Return the records in full, exactly as given.

***

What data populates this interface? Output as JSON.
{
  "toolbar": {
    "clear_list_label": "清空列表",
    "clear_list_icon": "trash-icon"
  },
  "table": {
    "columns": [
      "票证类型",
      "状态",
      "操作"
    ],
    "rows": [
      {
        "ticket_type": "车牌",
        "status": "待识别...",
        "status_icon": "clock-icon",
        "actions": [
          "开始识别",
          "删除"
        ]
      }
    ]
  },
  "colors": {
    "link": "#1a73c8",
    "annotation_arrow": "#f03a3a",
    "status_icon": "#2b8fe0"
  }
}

***

* [RESPONSE]
What data populates this interface? Output as JSON.
{
  "toolbar": {
    "clear_list_label": "清空列表",
    "clear_list_icon": "trash-icon"
  },
  "table": {
    "columns": [
      "票证类型",
      "状态",
      "操作"
    ],
    "rows": [
      {
        "ticket_type": "车牌",
        "status": "待识别...",
        "status_icon": "clock-icon",
        "actions": [
          "开始识别",
          "删除"
        ]
      }
    ]
  },
  "colors": {
    "link": "#1a73c8",
    "annotation_arrow": "#f03a3a",
    "status_icon": "#2b8fe0"
  }
}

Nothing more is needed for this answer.